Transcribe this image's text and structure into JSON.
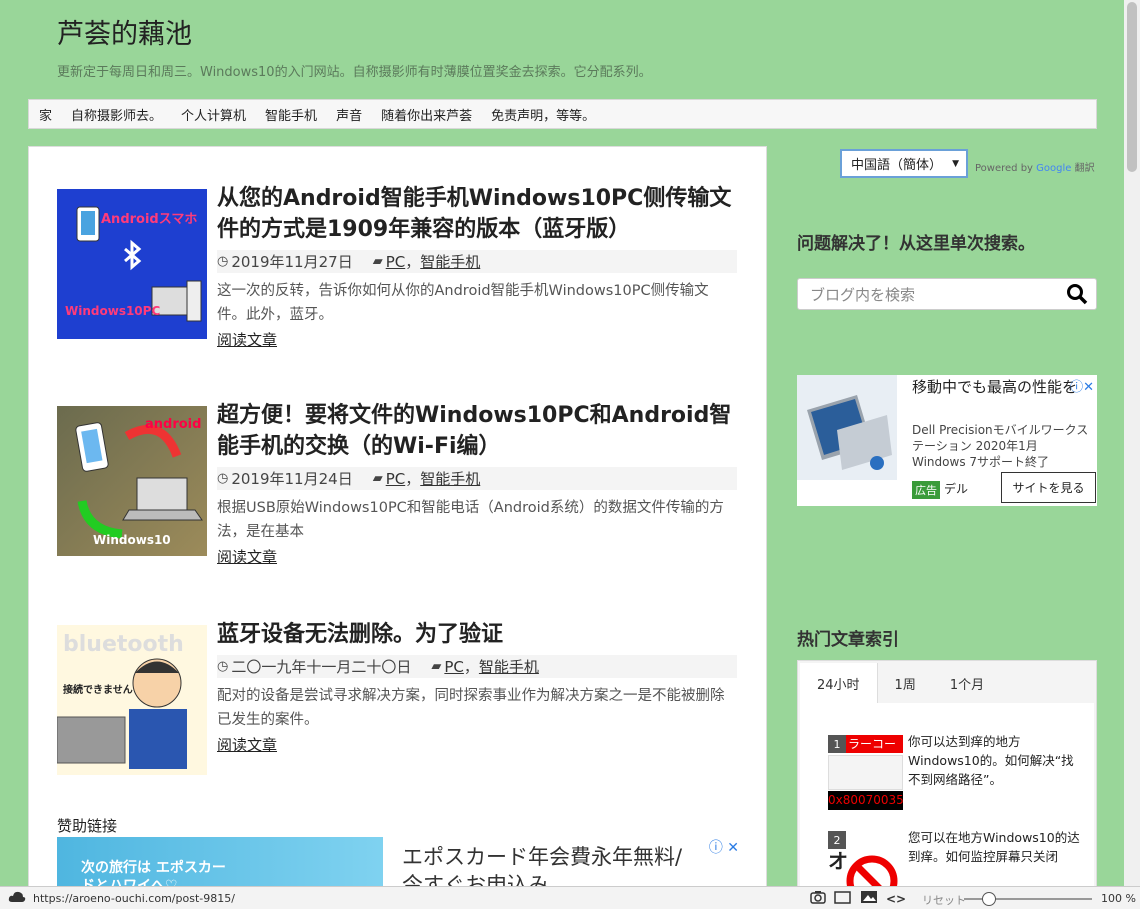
{
  "site": {
    "title": "芦荟的藕池",
    "description": "更新定于每周日和周三。Windows10的入门网站。自称摄影师有时薄膜位置奖金去探索。它分配系列。"
  },
  "nav": {
    "items": [
      "家",
      "自称摄影师去。",
      "个人计算机",
      "智能手机",
      "声音",
      "随着你出来芦荟",
      "免责声明，等等。"
    ]
  },
  "posts": [
    {
      "title": "从您的Android智能手机Windows10PC侧传输文件的方式是1909年兼容的版本（蓝牙版）",
      "date": "2019年11月27日",
      "cat1": "PC",
      "cat2": "智能手机",
      "excerpt": "这一次的反转，告诉你如何从你的Android智能手机Windows10PC侧传输文件。此外，蓝牙。",
      "more": "阅读文章",
      "thumb_text_top": "Androidスマホ",
      "thumb_text_bottom": "Windows10PC"
    },
    {
      "title": "超方便！要将文件的Windows10PC和Android智能手机的交换（的Wi-Fi编）",
      "date": "2019年11月24日",
      "cat1": "PC",
      "cat2": "智能手机",
      "excerpt": "根据USB原始Windows10PC和智能电话（Android系统）的数据文件传输的方法，是在基本",
      "more": "阅读文章",
      "thumb_text_top": "android",
      "thumb_text_bottom": "Windows10"
    },
    {
      "title": "蓝牙设备无法删除。为了验证",
      "date": "二〇一九年十一月二十〇日",
      "cat1": "PC",
      "cat2": "智能手机",
      "excerpt": "配对的设备是尝试寻求解决方案，同时探索事业作为解决方案之一是不能被删除已发生的案件。",
      "more": "阅读文章",
      "thumb_text_top": "bluetooth",
      "thumb_text_bottom": "接続できません"
    }
  ],
  "sponsor": {
    "label": "赞助链接",
    "ad_text_line1": "エポスカード年会費永年無料/",
    "ad_text_line2": "今すぐお申込み",
    "ad_img_text": "次の旅行は エポスカードとハワイへ♡"
  },
  "sidebar": {
    "lang": "中国語（簡体）",
    "powered_prefix": "Powered by",
    "powered_brand": "Google",
    "powered_suffix": "翻訳",
    "search_title": "问题解决了！从这里单次搜索。",
    "search_placeholder": "ブログ内を検索",
    "ad": {
      "title": "移動中でも最高の性能を",
      "sub": "Dell Precisionモバイルワークステーション 2020年1月 Windows 7サポート終了",
      "badge": "広告",
      "advertiser": "デル",
      "visit": "サイトを見る"
    },
    "popular_title": "热门文章索引",
    "tabs": [
      "24小时",
      "1周",
      "1个月"
    ],
    "popular": [
      {
        "rank": "1",
        "text": "你可以达到痒的地方Windows10的。如何解决“找不到网络路径”。",
        "thumb_top": "ラーコード",
        "thumb_bottom": "0x80070035"
      },
      {
        "rank": "2",
        "text": "您可以在地方Windows10的达到痒。如何监控屏幕只关闭",
        "thumb_top": "オ",
        "thumb_bottom": ""
      }
    ]
  },
  "statusbar": {
    "url": "https://aroeno-ouchi.com/post-9815/",
    "reset": "リセット",
    "zoom": "100 %"
  },
  "colors": {
    "page_bg": "#99d699",
    "accent_blue": "#2a7be4"
  }
}
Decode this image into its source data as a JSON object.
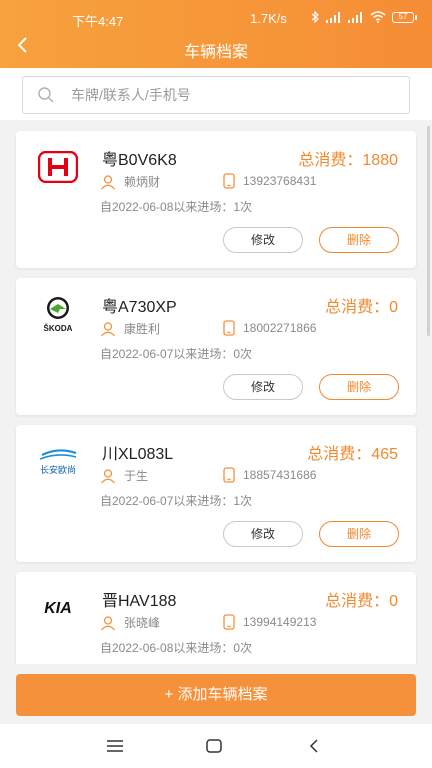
{
  "status_bar": {
    "time": "下午4:47",
    "network_speed": "1.7K/s",
    "battery": "57"
  },
  "header": {
    "title": "车辆档案"
  },
  "search": {
    "placeholder": "车牌/联系人/手机号",
    "value": ""
  },
  "labels": {
    "total_prefix": "总消费：",
    "edit": "修改",
    "delete": "删除"
  },
  "vehicles": [
    {
      "brand": "Honda",
      "logo_icon": "honda-logo-icon",
      "plate": "粤B0V6K8",
      "total": "1880",
      "contact": "赖炳财",
      "phone": "13923768431",
      "since": "自2022-06-08以来进场：1次"
    },
    {
      "brand": "Skoda",
      "logo_icon": "skoda-logo-icon",
      "logo_text": "ŠKODA",
      "plate": "粤A730XP",
      "total": "0",
      "contact": "康胜利",
      "phone": "18002271866",
      "since": "自2022-06-07以来进场：0次"
    },
    {
      "brand": "Changan Oushang",
      "logo_icon": "changan-oushang-logo-icon",
      "logo_text": "长安欧尚",
      "plate": "川XL083L",
      "total": "465",
      "contact": "于生",
      "phone": "18857431686",
      "since": "自2022-06-07以来进场：1次"
    },
    {
      "brand": "Kia",
      "logo_icon": "kia-logo-icon",
      "logo_text": "KIA",
      "plate": "晋HAV188",
      "total": "0",
      "contact": "张晓峰",
      "phone": "13994149213",
      "since": "自2022-06-08以来进场：0次"
    }
  ],
  "add_button": {
    "label": "+ 添加车辆档案"
  },
  "colors": {
    "accent": "#f5913a",
    "header_start": "#f7a23d",
    "header_end": "#f58d35",
    "honda_red": "#e60012",
    "skoda_green": "#4ba82e"
  }
}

::::

Exercise » Review the material and copy each line in which the word "contact" appears.

Reply »
      "contact": "赖炳财",
      "contact": "康胜利",
      "contact": "于生",
      "contact": "张晓峰",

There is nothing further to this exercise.